▸ **Short task**
Print all of the lines exactly. Any picture among them stays out.

▸ **Dataset records**

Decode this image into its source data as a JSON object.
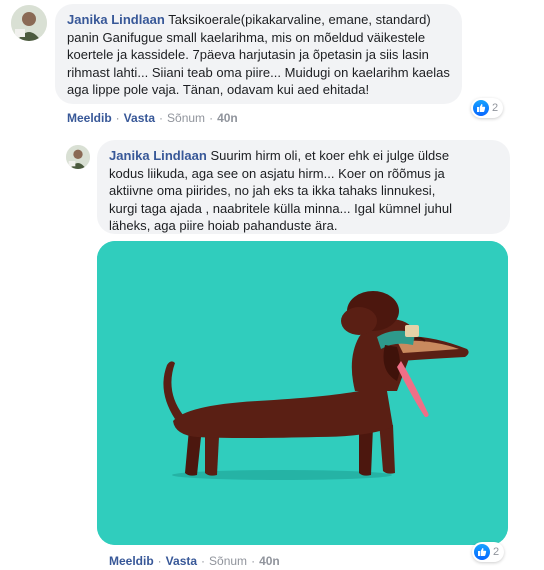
{
  "comments": [
    {
      "author": "Janika Lindlaan",
      "text": "Taksikoerale(pikakarvaline, emane, standard)\npanin Ganifugue small kaelarihma, mis on mõeldud väikestele\nkoertele ja kassidele. 7päeva harjutasin ja õpetasin ja siis lasin\nrihmast lahti... Siiani teab oma piire... Muidugi on kaelarihm kaelas\naga lippe pole vaja. Tänan, odavam kui aed ehitada!",
      "actions": {
        "like": "Meeldib",
        "reply": "Vasta",
        "message": "Sõnum",
        "time": "40n"
      },
      "reaction_count": "2",
      "reaction_icon": "thumbs-up-icon"
    },
    {
      "author": "Janika Lindlaan",
      "text": "Suurim hirm oli, et koer ehk ei julge üldse\nkodus liikuda, aga see on asjatu hirm... Koer on rõõmus ja\naktiivne oma piirides, no jah eks ta ikka tahaks linnukesi,\nkurgi taga ajada , naabritele külla minna... Igal kümnel juhul\nläheks, aga piire hoiab pahanduste ära.",
      "attachment": "dachshund-gif",
      "actions": {
        "like": "Meeldib",
        "reply": "Vasta",
        "message": "Sõnum",
        "time": "40n"
      },
      "reaction_count": "2",
      "reaction_icon": "thumbs-up-icon"
    }
  ],
  "colors": {
    "author": "#385898",
    "bubble": "#f2f3f5",
    "gif_background": "#30cdbd",
    "dog_body": "#5a1f14",
    "like_blue": "#1877f2"
  },
  "separator": "·"
}
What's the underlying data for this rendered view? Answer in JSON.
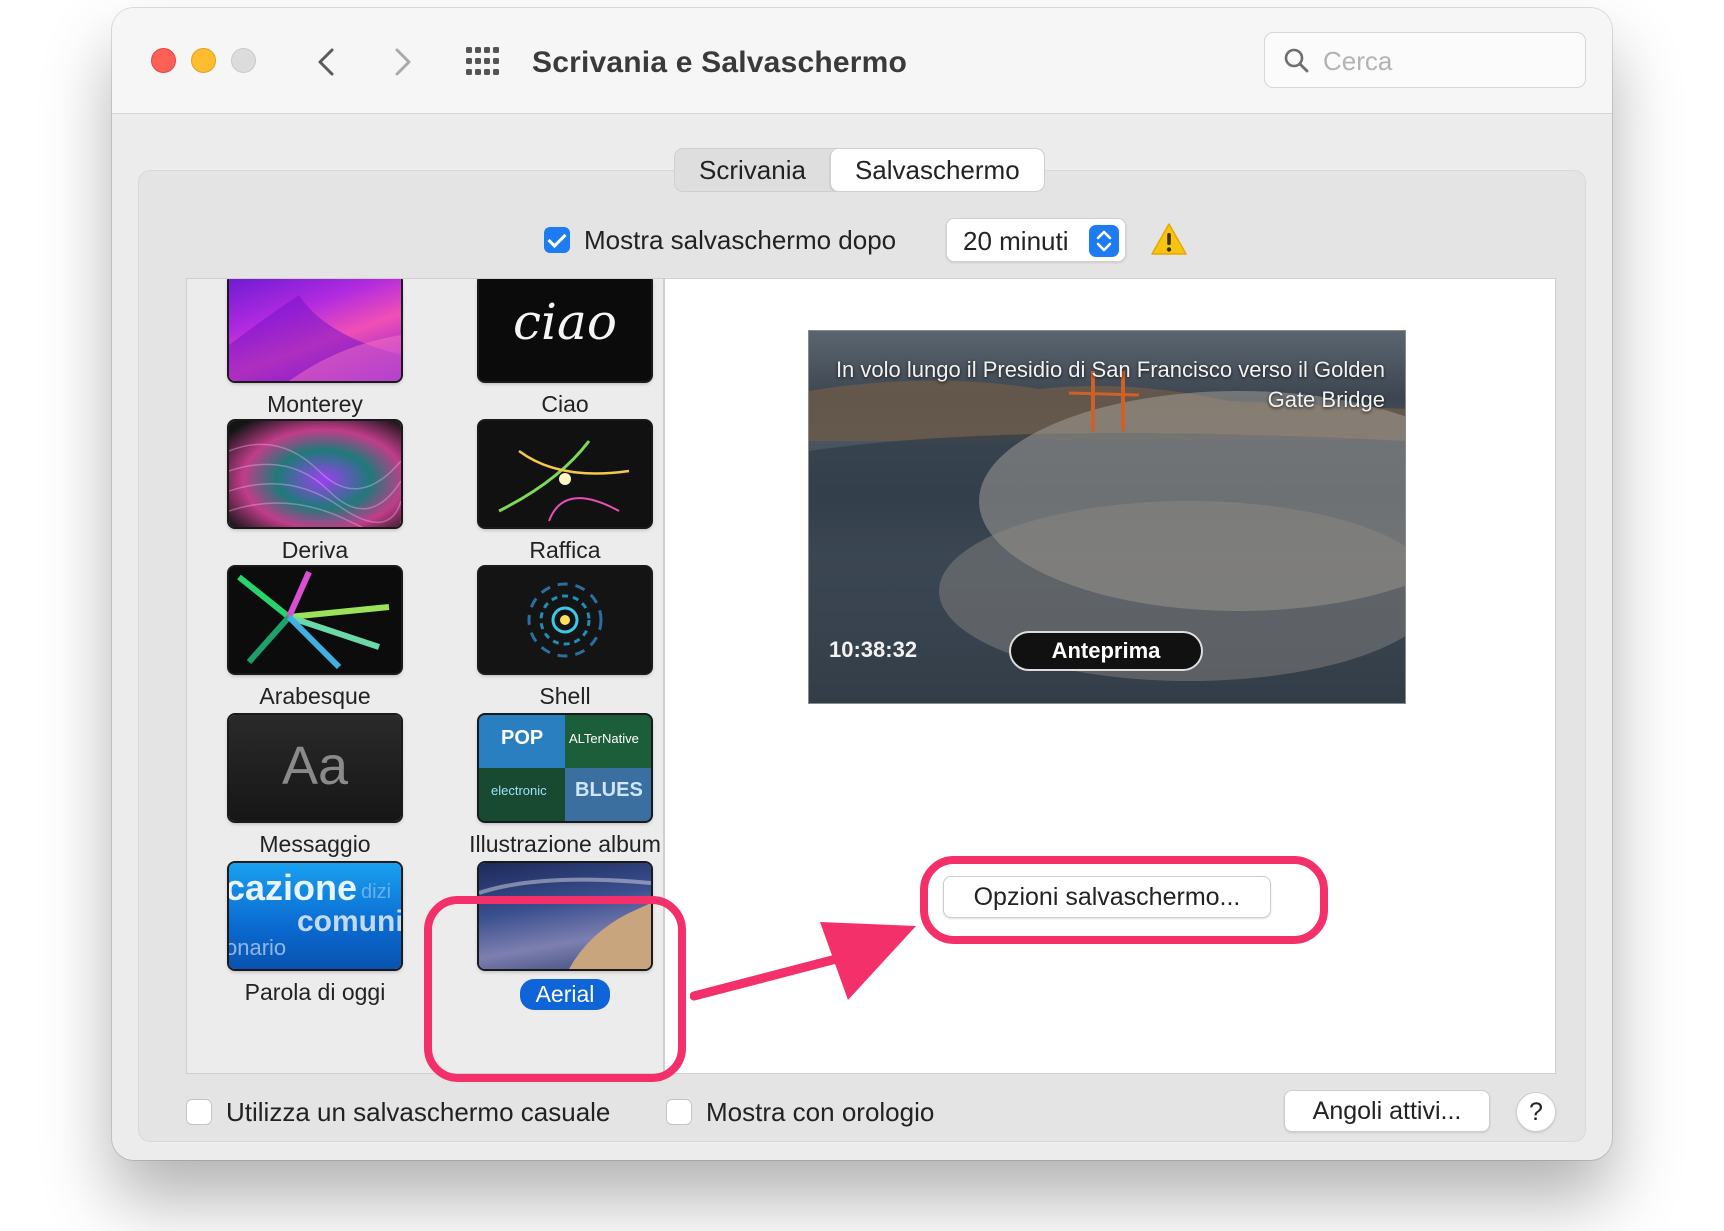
{
  "window": {
    "title": "Scrivania e Salvaschermo",
    "search_placeholder": "Cerca"
  },
  "tabs": [
    {
      "label": "Scrivania",
      "active": false
    },
    {
      "label": "Salvaschermo",
      "active": true
    }
  ],
  "show_after": {
    "label": "Mostra salvaschermo dopo",
    "checked": true,
    "value": "20 minuti"
  },
  "savers": [
    {
      "label": "Monterey"
    },
    {
      "label": "Ciao"
    },
    {
      "label": "Deriva"
    },
    {
      "label": "Raffica"
    },
    {
      "label": "Arabesque"
    },
    {
      "label": "Shell"
    },
    {
      "label": "Messaggio"
    },
    {
      "label": "Illustrazione album"
    },
    {
      "label": "Parola di oggi"
    },
    {
      "label": "Aerial",
      "selected": true
    }
  ],
  "thumb_text": {
    "ciao": "ciao",
    "messaggio": "Aa",
    "parola_lines": [
      "cazione",
      "dizi",
      "comuni",
      "onario"
    ],
    "album_tiles": [
      "POP",
      "ALTerNative",
      "electr",
      "electronic",
      "BLUES"
    ]
  },
  "preview": {
    "caption": "In volo lungo il Presidio di San Francisco verso il Golden Gate Bridge",
    "time": "10:38:32",
    "button": "Anteprima"
  },
  "options_button": "Opzioni salvaschermo...",
  "random_checkbox": {
    "label": "Utilizza un salvaschermo casuale",
    "checked": false
  },
  "clock_checkbox": {
    "label": "Mostra con orologio",
    "checked": false
  },
  "hot_corners_button": "Angoli attivi...",
  "help_button": "?",
  "colors": {
    "accent": "#1e7cf2",
    "annotation": "#f4306b"
  }
}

▸ **Written answer**
Decode this image into its source data as a JSON object.
{
  "comments": [
    {
      "author": "Janika Lindlaan",
      "text": "Taksikoerale(pikakarvaline, emane, standard)\npanin Ganifugue small kaelarihma, mis on mõeldud väikestele\nkoertele ja kassidele. 7päeva harjutasin ja õpetasin ja siis lasin\nrihmast lahti... Siiani teab oma piire... Muidugi on kaelarihm kaelas\naga lippe pole vaja. Tänan, odavam kui aed ehitada!",
      "actions": {
        "like": "Meeldib",
        "reply": "Vasta",
        "message": "Sõnum",
        "time": "40n"
      },
      "reaction_count": "2",
      "reaction_icon": "thumbs-up-icon"
    },
    {
      "author": "Janika Lindlaan",
      "text": "Suurim hirm oli, et koer ehk ei julge üldse\nkodus liikuda, aga see on asjatu hirm... Koer on rõõmus ja\naktiivne oma piirides, no jah eks ta ikka tahaks linnukesi,\nkurgi taga ajada , naabritele külla minna... Igal kümnel juhul\nläheks, aga piire hoiab pahanduste ära.",
      "attachment": "dachshund-gif",
      "actions": {
        "like": "Meeldib",
        "reply": "Vasta",
        "message": "Sõnum",
        "time": "40n"
      },
      "reaction_count": "2",
      "reaction_icon": "thumbs-up-icon"
    }
  ],
  "colors": {
    "author": "#385898",
    "bubble": "#f2f3f5",
    "gif_background": "#30cdbd",
    "dog_body": "#5a1f14",
    "like_blue": "#1877f2"
  },
  "separator": "·"
}
What's the underlying data for this rendered view? Answer in JSON.
{
  "window": {
    "title": "Scrivania e Salvaschermo",
    "search_placeholder": "Cerca"
  },
  "tabs": [
    {
      "label": "Scrivania",
      "active": false
    },
    {
      "label": "Salvaschermo",
      "active": true
    }
  ],
  "show_after": {
    "label": "Mostra salvaschermo dopo",
    "checked": true,
    "value": "20 minuti"
  },
  "savers": [
    {
      "label": "Monterey"
    },
    {
      "label": "Ciao"
    },
    {
      "label": "Deriva"
    },
    {
      "label": "Raffica"
    },
    {
      "label": "Arabesque"
    },
    {
      "label": "Shell"
    },
    {
      "label": "Messaggio"
    },
    {
      "label": "Illustrazione album"
    },
    {
      "label": "Parola di oggi"
    },
    {
      "label": "Aerial",
      "selected": true
    }
  ],
  "thumb_text": {
    "ciao": "ciao",
    "messaggio": "Aa",
    "parola_lines": [
      "cazione",
      "dizi",
      "comuni",
      "onario"
    ],
    "album_tiles": [
      "POP",
      "ALTerNative",
      "electr",
      "electronic",
      "BLUES"
    ]
  },
  "preview": {
    "caption": "In volo lungo il Presidio di San Francisco verso il Golden Gate Bridge",
    "time": "10:38:32",
    "button": "Anteprima"
  },
  "options_button": "Opzioni salvaschermo...",
  "random_checkbox": {
    "label": "Utilizza un salvaschermo casuale",
    "checked": false
  },
  "clock_checkbox": {
    "label": "Mostra con orologio",
    "checked": false
  },
  "hot_corners_button": "Angoli attivi...",
  "help_button": "?",
  "colors": {
    "accent": "#1e7cf2",
    "annotation": "#f4306b"
  }
}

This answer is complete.